* start Stored records *

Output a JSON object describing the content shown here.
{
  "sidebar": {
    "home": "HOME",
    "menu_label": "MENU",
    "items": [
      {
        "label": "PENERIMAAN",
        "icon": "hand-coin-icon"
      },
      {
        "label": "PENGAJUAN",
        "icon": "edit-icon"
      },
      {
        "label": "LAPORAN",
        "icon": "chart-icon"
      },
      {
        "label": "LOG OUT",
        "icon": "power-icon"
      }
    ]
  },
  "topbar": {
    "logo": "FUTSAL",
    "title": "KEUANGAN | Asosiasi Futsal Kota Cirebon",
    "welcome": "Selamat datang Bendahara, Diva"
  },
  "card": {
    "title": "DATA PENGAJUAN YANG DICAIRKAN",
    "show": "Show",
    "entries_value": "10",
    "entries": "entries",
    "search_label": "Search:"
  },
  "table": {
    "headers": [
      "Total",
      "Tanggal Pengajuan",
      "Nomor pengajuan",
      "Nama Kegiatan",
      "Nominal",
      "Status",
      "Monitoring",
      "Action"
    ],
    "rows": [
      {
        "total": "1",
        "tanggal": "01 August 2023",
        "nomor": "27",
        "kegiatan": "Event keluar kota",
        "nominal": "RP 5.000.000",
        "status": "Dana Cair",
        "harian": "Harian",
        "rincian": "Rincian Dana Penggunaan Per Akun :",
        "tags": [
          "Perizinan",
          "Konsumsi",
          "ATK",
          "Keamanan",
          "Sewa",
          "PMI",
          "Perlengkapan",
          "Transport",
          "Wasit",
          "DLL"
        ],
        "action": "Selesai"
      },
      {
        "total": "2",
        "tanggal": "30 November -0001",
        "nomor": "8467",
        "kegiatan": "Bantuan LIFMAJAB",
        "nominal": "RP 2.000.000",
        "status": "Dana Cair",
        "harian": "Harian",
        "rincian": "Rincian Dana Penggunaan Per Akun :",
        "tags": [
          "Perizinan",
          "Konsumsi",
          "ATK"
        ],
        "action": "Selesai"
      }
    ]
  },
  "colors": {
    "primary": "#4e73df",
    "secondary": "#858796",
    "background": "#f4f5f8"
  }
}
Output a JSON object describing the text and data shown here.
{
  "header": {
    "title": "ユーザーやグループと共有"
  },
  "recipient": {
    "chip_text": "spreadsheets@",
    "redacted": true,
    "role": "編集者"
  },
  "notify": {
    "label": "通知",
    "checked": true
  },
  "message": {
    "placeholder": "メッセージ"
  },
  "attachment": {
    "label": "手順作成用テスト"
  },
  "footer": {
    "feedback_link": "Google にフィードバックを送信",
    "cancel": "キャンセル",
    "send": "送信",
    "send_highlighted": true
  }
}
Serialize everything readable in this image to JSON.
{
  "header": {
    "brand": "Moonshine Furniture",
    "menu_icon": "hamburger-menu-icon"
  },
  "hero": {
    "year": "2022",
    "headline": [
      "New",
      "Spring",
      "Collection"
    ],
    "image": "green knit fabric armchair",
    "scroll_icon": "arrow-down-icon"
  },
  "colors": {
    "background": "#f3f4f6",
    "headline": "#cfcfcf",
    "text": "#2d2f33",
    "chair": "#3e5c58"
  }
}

* end Stored records *

__Do this__
Look for "background" and pull out every line that has it.

__Final result__
    "background": "#f4f5f8"
    "background": "#f3f4f6",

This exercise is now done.